*Task details:* Check every line below for the word "JSON" and copy each one that has it.

*Input for this task:*
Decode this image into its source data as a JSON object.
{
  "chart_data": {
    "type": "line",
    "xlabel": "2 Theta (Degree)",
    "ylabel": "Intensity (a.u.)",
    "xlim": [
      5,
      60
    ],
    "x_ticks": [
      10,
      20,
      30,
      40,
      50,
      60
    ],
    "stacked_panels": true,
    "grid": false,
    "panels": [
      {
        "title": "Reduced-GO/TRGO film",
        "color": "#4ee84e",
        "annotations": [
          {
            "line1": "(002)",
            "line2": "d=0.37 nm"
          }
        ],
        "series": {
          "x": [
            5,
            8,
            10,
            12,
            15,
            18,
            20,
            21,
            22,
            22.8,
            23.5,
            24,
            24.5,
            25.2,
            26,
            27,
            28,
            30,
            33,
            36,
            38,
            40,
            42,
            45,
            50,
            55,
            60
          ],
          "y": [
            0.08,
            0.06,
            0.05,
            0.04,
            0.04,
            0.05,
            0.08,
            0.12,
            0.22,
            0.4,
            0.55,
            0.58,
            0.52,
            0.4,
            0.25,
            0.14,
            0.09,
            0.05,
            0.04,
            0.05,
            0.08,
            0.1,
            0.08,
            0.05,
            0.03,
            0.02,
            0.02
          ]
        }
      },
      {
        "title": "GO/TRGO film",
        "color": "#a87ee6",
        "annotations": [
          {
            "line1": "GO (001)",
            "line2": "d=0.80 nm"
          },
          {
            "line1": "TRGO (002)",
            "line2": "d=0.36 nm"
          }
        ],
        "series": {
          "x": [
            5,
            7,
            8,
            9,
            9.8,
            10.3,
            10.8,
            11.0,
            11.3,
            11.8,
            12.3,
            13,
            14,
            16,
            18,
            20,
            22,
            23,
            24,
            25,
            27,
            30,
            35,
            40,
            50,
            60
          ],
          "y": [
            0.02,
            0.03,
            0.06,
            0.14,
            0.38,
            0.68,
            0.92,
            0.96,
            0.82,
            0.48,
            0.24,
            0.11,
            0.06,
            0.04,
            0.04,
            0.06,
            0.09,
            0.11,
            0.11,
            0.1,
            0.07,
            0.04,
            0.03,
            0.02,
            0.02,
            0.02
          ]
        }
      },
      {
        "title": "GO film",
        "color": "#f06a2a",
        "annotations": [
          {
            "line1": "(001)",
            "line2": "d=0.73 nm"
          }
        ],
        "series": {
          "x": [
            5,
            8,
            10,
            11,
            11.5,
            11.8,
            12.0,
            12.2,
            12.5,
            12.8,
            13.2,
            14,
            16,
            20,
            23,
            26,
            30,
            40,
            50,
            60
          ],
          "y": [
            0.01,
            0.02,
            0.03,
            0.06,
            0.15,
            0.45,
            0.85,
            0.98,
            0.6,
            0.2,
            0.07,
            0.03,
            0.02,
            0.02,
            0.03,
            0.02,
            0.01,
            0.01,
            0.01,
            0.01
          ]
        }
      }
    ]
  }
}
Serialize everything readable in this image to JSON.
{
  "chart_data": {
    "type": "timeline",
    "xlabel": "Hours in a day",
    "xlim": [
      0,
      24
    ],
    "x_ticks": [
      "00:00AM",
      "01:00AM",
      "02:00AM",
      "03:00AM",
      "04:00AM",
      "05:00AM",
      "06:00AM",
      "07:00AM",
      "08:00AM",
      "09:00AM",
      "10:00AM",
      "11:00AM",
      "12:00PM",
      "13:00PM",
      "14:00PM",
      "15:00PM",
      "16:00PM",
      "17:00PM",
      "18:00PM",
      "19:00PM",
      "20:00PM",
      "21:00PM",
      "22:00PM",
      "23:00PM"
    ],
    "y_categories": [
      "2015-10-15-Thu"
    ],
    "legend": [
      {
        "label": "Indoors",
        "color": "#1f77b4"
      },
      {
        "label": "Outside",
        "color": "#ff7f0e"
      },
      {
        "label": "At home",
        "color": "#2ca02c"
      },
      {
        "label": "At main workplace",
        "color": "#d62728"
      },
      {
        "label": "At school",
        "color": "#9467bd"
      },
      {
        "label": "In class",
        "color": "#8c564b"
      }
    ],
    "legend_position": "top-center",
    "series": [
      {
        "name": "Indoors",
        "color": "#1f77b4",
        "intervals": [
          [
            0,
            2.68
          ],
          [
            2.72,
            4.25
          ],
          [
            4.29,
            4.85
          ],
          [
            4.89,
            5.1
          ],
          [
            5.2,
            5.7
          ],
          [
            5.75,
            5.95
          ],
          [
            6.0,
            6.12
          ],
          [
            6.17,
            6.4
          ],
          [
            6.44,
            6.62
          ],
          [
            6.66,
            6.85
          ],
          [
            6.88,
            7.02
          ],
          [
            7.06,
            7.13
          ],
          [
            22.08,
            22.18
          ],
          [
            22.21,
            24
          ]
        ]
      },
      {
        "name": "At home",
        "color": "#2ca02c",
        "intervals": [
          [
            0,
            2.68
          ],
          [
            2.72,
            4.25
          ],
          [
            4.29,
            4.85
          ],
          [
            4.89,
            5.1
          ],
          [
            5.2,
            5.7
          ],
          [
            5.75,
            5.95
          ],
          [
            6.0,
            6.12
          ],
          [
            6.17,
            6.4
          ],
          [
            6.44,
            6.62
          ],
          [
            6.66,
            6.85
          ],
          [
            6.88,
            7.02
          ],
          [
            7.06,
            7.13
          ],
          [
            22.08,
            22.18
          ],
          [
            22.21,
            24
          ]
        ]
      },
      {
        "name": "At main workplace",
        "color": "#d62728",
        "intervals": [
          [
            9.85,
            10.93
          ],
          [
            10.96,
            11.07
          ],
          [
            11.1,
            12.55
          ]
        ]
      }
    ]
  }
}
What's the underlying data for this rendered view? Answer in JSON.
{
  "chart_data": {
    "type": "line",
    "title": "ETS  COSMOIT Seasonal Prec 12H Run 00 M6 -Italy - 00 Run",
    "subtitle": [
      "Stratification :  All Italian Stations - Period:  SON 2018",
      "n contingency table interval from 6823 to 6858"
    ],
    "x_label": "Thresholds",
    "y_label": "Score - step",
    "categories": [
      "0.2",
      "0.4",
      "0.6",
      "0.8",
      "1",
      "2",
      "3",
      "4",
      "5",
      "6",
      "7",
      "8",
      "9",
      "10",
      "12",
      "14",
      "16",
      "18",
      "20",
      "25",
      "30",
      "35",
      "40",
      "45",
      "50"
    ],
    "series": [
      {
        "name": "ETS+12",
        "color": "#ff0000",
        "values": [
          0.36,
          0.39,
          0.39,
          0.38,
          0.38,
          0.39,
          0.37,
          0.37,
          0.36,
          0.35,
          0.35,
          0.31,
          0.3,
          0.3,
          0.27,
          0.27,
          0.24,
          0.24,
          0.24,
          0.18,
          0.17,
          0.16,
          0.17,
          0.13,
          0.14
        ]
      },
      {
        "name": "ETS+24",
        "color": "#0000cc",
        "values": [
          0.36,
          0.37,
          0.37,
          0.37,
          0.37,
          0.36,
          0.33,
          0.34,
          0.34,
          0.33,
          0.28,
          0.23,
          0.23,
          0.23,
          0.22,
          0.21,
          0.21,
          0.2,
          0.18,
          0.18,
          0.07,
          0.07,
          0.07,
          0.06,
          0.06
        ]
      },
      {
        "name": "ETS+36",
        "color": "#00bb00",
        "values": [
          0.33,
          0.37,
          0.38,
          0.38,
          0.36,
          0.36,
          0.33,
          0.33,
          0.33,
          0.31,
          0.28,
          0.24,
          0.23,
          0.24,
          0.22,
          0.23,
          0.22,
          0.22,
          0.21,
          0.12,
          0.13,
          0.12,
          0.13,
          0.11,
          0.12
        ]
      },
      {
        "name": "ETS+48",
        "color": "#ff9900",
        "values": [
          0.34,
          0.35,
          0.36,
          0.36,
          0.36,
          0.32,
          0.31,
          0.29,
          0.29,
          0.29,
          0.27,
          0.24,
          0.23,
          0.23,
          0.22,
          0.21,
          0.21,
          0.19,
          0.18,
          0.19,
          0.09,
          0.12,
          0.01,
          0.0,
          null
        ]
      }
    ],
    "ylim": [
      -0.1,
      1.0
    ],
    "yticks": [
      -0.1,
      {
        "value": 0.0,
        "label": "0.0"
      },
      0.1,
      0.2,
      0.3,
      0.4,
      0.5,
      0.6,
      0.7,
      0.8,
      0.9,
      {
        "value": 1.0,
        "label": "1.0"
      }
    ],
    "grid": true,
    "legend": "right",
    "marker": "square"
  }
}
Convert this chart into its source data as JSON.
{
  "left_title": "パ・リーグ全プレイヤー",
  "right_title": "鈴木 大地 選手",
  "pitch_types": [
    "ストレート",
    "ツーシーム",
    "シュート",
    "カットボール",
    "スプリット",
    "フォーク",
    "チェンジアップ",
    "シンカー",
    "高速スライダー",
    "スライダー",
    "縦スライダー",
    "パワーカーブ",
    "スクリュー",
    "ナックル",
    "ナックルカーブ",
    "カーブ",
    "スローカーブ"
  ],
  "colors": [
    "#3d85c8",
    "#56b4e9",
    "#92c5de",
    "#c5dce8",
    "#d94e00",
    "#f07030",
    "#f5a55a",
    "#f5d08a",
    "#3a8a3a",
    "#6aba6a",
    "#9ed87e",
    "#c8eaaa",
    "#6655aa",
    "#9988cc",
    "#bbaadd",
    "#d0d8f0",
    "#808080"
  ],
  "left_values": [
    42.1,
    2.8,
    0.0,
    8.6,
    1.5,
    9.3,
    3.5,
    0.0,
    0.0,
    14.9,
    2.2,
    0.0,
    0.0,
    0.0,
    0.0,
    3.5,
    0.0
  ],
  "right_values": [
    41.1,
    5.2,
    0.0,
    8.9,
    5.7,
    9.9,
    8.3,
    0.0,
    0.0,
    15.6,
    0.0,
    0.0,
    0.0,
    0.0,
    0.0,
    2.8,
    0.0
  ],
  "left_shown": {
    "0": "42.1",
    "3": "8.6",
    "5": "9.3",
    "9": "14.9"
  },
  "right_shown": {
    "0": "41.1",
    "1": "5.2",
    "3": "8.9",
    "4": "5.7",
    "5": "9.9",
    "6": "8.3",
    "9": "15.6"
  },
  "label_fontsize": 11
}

*Solution for this task:*
Decode this image into its source data as a JSON object.
Serialize everything readable in this image to JSON.
What's the underlying data for this rendered view? Answer in JSON.
Convert this chart into its source data as JSON.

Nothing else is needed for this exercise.